Problem to solve:
Transcribe all of the material exactly, except for its pictures.

Supplied material:
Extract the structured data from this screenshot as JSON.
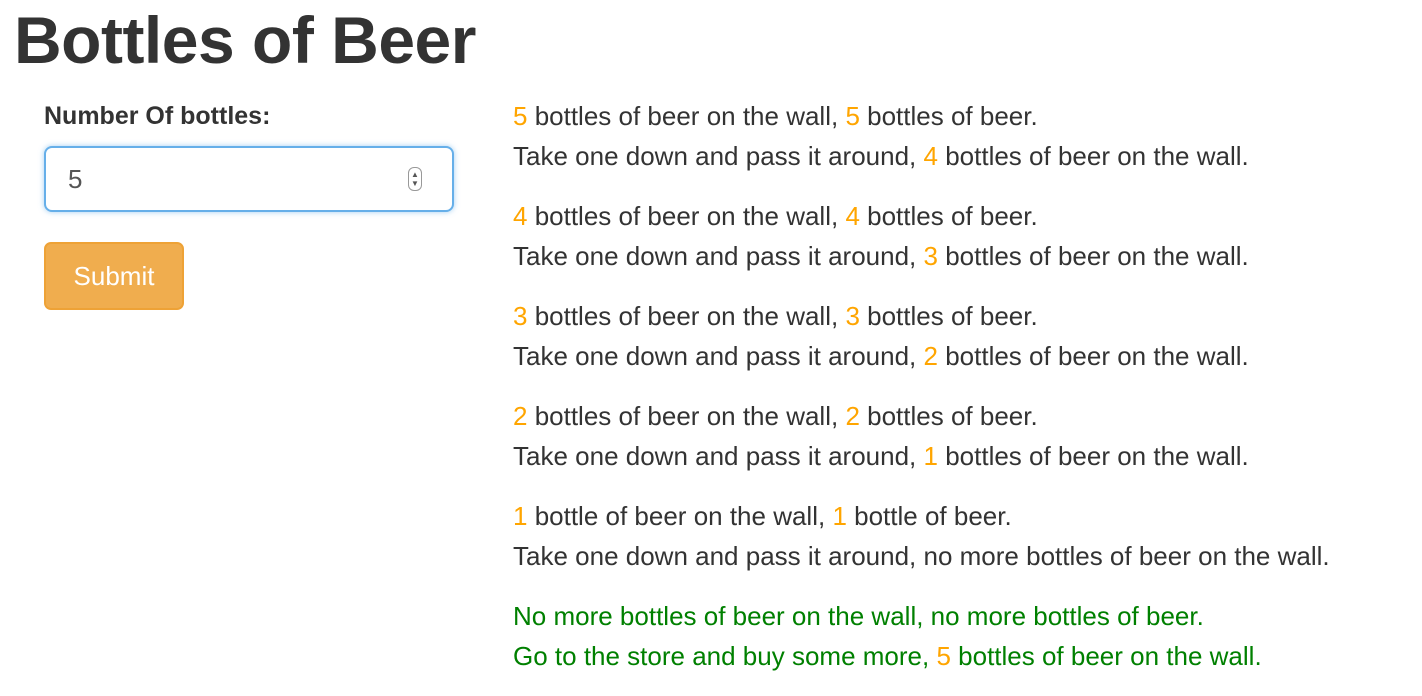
{
  "page": {
    "title": "Bottles of Beer"
  },
  "form": {
    "label": "Number Of bottles:",
    "input_value": "5",
    "submit_label": "Submit"
  },
  "colors": {
    "number_highlight": "#ffa500",
    "final_verse": "#008000",
    "submit_bg": "#f0ad4e",
    "input_focus_border": "#66afe9"
  },
  "song": {
    "verses": [
      {
        "l1_n1": "5",
        "l1_t1": " bottles of beer on the wall, ",
        "l1_n2": "5",
        "l1_t2": " bottles of beer.",
        "l2_t1": "Take one down and pass it around, ",
        "l2_n1": "4",
        "l2_t2": " bottles of beer on the wall."
      },
      {
        "l1_n1": "4",
        "l1_t1": " bottles of beer on the wall, ",
        "l1_n2": "4",
        "l1_t2": " bottles of beer.",
        "l2_t1": "Take one down and pass it around, ",
        "l2_n1": "3",
        "l2_t2": " bottles of beer on the wall."
      },
      {
        "l1_n1": "3",
        "l1_t1": " bottles of beer on the wall, ",
        "l1_n2": "3",
        "l1_t2": " bottles of beer.",
        "l2_t1": "Take one down and pass it around, ",
        "l2_n1": "2",
        "l2_t2": " bottles of beer on the wall."
      },
      {
        "l1_n1": "2",
        "l1_t1": " bottles of beer on the wall, ",
        "l1_n2": "2",
        "l1_t2": " bottles of beer.",
        "l2_t1": "Take one down and pass it around, ",
        "l2_n1": "1",
        "l2_t2": " bottles of beer on the wall."
      },
      {
        "l1_n1": "1",
        "l1_t1": " bottle of beer on the wall, ",
        "l1_n2": "1",
        "l1_t2": " bottle of beer.",
        "l2_t1": "Take one down and pass it around, no more bottles of beer on the wall."
      }
    ],
    "final": {
      "line1": "No more bottles of beer on the wall, no more bottles of beer.",
      "l2_t1": "Go to the store and buy some more, ",
      "l2_n1": "5",
      "l2_t2": " bottles of beer on the wall."
    }
  }
}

Answer below:
Extract the structured data from this screenshot as JSON.
{
  "page": {
    "title": "Bottles of Beer"
  },
  "form": {
    "label": "Number Of bottles:",
    "input_value": "5",
    "submit_label": "Submit"
  },
  "colors": {
    "number_highlight": "#ffa500",
    "final_verse": "#008000",
    "submit_bg": "#f0ad4e",
    "input_focus_border": "#66afe9"
  },
  "song": {
    "verses": [
      {
        "l1_n1": "5",
        "l1_t1": " bottles of beer on the wall, ",
        "l1_n2": "5",
        "l1_t2": " bottles of beer.",
        "l2_t1": "Take one down and pass it around, ",
        "l2_n1": "4",
        "l2_t2": " bottles of beer on the wall."
      },
      {
        "l1_n1": "4",
        "l1_t1": " bottles of beer on the wall, ",
        "l1_n2": "4",
        "l1_t2": " bottles of beer.",
        "l2_t1": "Take one down and pass it around, ",
        "l2_n1": "3",
        "l2_t2": " bottles of beer on the wall."
      },
      {
        "l1_n1": "3",
        "l1_t1": " bottles of beer on the wall, ",
        "l1_n2": "3",
        "l1_t2": " bottles of beer.",
        "l2_t1": "Take one down and pass it around, ",
        "l2_n1": "2",
        "l2_t2": " bottles of beer on the wall."
      },
      {
        "l1_n1": "2",
        "l1_t1": " bottles of beer on the wall, ",
        "l1_n2": "2",
        "l1_t2": " bottles of beer.",
        "l2_t1": "Take one down and pass it around, ",
        "l2_n1": "1",
        "l2_t2": " bottles of beer on the wall."
      },
      {
        "l1_n1": "1",
        "l1_t1": " bottle of beer on the wall, ",
        "l1_n2": "1",
        "l1_t2": " bottle of beer.",
        "l2_t1": "Take one down and pass it around, no more bottles of beer on the wall."
      }
    ],
    "final": {
      "line1": "No more bottles of beer on the wall, no more bottles of beer.",
      "l2_t1": "Go to the store and buy some more, ",
      "l2_n1": "5",
      "l2_t2": " bottles of beer on the wall."
    }
  }
}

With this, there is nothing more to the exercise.